** start Data listing **
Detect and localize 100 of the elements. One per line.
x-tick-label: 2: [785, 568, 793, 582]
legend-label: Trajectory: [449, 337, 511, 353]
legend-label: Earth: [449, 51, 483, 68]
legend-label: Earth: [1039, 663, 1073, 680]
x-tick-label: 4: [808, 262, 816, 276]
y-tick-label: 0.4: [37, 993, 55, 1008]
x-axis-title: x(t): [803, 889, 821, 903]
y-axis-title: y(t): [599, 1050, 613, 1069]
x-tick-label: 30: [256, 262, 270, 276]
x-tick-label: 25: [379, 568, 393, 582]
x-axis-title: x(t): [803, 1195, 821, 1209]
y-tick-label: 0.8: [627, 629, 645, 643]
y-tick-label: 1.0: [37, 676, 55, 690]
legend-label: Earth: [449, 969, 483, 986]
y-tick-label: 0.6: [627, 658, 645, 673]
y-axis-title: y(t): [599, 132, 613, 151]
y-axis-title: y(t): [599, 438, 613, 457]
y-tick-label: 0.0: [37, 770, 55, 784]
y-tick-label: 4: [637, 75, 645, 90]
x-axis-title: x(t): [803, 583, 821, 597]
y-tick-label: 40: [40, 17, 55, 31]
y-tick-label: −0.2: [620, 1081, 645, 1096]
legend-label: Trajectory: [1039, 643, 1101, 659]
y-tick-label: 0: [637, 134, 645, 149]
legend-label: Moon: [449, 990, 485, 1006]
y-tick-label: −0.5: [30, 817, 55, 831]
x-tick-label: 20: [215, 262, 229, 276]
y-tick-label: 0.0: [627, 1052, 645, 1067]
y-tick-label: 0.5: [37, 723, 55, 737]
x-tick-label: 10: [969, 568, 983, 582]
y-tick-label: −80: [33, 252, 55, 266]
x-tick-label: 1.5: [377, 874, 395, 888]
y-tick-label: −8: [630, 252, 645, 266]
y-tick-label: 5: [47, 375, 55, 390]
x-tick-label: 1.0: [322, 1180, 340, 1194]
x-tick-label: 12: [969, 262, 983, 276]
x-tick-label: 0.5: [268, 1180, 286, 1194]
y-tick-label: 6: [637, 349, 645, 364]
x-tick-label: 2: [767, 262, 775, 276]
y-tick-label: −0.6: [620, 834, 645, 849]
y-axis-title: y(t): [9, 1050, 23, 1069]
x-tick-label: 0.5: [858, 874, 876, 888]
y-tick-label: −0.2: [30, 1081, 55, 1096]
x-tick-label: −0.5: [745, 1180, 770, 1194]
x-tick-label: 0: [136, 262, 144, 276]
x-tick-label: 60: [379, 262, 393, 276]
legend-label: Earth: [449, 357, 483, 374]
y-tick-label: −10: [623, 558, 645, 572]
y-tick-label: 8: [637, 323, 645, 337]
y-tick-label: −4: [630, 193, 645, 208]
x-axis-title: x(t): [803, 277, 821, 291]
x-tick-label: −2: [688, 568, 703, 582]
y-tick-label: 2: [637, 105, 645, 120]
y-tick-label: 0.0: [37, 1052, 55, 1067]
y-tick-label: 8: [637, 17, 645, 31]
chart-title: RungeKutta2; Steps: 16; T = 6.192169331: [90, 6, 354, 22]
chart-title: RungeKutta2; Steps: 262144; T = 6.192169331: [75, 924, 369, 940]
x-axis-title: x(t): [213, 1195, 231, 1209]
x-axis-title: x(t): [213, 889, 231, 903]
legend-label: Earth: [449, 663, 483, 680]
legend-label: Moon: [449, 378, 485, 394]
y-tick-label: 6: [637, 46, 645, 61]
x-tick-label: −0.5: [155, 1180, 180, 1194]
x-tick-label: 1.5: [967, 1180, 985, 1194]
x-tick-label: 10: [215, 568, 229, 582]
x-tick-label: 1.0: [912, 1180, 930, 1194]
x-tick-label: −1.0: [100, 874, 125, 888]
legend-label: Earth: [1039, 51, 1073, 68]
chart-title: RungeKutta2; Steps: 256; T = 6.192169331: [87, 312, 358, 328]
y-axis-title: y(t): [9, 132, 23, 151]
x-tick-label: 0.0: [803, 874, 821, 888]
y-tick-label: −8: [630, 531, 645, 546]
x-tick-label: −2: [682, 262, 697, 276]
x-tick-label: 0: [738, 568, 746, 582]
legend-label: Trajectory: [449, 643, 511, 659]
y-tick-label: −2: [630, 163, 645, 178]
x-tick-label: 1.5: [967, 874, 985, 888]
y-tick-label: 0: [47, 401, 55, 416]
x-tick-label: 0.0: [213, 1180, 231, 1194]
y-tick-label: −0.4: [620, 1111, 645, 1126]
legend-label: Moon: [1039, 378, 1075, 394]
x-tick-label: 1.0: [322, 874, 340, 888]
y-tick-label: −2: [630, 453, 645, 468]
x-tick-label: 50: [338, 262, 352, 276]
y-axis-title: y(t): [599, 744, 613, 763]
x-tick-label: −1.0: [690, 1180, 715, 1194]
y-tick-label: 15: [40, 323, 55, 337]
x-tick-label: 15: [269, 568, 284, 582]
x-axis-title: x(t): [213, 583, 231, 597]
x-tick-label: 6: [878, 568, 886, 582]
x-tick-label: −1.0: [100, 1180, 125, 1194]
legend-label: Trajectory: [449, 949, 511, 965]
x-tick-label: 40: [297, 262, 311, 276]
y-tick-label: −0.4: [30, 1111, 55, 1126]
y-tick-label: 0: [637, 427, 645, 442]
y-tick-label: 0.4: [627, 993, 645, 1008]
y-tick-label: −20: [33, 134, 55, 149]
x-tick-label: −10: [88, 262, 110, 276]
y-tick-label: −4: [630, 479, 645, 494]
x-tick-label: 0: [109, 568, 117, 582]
** end Data listing **
Requirement:
Pick out every line of the items above that contains the word "Moon", and copy each one in full.

Exercise output:
legend-label: Moon: [449, 990, 485, 1006]
legend-label: Moon: [449, 378, 485, 394]
legend-label: Moon: [1039, 378, 1075, 394]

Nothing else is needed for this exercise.